"""
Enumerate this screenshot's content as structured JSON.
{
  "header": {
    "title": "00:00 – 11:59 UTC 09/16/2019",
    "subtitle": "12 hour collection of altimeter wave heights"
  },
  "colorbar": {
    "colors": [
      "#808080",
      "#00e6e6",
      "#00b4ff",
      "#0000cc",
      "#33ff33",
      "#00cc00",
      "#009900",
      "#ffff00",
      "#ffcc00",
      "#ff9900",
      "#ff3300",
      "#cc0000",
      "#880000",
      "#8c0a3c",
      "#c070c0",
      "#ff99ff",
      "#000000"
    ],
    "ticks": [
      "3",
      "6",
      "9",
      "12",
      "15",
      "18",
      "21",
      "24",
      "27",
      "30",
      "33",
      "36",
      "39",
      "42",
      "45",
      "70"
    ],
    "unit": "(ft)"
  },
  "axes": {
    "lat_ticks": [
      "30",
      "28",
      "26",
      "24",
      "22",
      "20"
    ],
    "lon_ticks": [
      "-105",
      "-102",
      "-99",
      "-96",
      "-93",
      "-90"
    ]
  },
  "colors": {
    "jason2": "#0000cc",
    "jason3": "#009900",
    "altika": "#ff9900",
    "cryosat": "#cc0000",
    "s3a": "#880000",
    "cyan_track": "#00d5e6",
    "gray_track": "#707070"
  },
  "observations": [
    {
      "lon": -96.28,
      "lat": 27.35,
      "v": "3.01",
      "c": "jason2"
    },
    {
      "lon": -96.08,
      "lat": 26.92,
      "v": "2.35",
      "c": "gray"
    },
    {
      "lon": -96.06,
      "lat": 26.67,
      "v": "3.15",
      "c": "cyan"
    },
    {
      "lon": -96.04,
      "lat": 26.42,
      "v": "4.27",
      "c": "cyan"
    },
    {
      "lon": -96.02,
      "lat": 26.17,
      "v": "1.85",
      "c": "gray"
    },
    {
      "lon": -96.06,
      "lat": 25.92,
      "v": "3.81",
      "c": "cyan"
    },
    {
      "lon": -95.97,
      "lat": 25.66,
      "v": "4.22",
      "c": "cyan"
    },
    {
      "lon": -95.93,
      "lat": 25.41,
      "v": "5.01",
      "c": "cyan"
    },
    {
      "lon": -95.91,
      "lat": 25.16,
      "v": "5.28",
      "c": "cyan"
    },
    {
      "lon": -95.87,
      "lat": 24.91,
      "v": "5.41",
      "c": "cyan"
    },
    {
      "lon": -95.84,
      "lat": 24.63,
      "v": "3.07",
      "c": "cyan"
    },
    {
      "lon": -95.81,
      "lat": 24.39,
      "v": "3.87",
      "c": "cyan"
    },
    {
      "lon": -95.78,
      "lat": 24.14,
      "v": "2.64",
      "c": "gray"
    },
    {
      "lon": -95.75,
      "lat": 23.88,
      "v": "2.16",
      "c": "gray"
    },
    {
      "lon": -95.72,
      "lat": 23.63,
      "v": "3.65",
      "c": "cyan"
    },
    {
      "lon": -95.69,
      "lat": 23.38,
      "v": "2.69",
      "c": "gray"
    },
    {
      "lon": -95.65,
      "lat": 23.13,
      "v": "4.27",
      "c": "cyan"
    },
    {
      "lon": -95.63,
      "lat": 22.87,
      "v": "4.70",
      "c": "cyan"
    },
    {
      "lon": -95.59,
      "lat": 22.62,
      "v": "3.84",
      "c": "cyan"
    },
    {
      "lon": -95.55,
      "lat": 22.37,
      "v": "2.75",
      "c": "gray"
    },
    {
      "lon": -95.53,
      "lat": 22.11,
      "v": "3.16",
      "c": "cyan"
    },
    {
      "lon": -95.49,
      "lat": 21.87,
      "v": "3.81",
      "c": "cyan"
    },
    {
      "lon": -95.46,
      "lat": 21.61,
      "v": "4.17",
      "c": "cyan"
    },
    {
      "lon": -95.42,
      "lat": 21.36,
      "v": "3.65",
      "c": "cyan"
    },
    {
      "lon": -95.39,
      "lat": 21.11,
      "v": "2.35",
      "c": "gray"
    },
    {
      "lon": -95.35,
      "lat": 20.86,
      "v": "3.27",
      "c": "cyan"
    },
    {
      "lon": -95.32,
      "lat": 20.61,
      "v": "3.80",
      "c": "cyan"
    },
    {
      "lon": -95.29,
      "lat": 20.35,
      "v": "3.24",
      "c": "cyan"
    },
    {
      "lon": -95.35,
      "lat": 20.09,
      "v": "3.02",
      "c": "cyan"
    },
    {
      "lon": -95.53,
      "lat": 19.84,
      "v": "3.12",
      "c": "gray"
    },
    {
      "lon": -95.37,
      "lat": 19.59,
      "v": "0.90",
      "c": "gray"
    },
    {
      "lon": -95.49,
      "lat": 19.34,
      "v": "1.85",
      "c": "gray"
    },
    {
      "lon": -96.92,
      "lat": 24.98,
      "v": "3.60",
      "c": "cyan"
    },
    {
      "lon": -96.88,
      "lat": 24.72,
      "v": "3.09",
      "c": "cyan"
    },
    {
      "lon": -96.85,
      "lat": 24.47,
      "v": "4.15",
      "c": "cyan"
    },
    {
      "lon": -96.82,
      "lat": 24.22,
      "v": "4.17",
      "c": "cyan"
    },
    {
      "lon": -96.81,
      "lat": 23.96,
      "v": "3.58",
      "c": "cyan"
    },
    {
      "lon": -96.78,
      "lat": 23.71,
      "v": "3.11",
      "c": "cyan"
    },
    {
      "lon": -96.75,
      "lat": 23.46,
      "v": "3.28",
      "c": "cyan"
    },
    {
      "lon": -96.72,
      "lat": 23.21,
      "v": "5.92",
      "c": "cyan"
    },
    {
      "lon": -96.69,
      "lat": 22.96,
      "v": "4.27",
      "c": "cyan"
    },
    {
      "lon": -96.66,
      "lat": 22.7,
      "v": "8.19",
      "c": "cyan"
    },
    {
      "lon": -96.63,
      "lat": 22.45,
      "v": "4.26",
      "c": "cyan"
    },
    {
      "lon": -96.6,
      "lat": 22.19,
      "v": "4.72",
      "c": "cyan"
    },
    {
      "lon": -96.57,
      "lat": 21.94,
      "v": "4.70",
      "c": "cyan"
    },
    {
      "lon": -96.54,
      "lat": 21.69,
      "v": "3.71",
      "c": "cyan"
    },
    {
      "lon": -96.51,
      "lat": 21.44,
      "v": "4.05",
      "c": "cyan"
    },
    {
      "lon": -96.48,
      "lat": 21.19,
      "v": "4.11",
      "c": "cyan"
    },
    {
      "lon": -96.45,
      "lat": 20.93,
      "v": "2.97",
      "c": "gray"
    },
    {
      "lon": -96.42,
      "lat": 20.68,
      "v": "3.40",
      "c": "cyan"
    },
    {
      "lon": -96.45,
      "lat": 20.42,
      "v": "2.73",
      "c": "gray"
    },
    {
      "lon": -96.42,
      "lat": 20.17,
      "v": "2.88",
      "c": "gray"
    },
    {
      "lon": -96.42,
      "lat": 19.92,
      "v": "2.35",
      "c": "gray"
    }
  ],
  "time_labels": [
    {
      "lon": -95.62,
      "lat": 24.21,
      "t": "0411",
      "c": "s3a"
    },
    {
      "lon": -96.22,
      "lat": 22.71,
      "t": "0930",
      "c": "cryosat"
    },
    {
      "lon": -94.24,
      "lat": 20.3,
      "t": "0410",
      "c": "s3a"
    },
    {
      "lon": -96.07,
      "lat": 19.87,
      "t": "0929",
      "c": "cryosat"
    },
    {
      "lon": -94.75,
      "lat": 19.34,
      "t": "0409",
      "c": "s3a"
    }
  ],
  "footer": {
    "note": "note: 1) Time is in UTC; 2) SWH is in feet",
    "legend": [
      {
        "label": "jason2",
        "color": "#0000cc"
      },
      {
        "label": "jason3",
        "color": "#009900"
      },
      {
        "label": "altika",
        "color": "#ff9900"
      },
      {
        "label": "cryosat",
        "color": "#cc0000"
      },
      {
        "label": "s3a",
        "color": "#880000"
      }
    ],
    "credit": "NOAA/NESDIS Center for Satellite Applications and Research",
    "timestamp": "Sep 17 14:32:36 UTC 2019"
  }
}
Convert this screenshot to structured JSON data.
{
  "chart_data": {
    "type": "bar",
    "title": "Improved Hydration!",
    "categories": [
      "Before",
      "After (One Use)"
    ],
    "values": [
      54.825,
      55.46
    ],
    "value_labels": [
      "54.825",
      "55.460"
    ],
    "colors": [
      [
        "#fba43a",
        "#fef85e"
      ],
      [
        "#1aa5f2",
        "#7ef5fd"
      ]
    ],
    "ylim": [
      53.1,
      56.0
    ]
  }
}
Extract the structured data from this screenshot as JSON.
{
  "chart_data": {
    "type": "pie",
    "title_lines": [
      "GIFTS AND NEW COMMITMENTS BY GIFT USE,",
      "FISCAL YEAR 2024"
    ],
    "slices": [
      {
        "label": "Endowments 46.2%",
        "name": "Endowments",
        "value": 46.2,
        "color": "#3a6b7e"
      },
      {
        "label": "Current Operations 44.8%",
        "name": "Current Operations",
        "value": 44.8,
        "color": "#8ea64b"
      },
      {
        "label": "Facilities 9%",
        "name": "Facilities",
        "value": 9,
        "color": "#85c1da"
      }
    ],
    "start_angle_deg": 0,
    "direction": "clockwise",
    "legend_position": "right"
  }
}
"""
• [Exercise task]: Repeat exactly the lines above, starting with the line that contains "Extract the structured" and ending with the last line, both included, and nothing else.

• [Response to this exercise]:
Extract the structured data from this screenshot as JSON.
{
  "chart_data": {
    "type": "pie",
    "title_lines": [
      "GIFTS AND NEW COMMITMENTS BY GIFT USE,",
      "FISCAL YEAR 2024"
    ],
    "slices": [
      {
        "label": "Endowments 46.2%",
        "name": "Endowments",
        "value": 46.2,
        "color": "#3a6b7e"
      },
      {
        "label": "Current Operations 44.8%",
        "name": "Current Operations",
        "value": 44.8,
        "color": "#8ea64b"
      },
      {
        "label": "Facilities 9%",
        "name": "Facilities",
        "value": 9,
        "color": "#85c1da"
      }
    ],
    "start_angle_deg": 0,
    "direction": "clockwise",
    "legend_position": "right"
  }
}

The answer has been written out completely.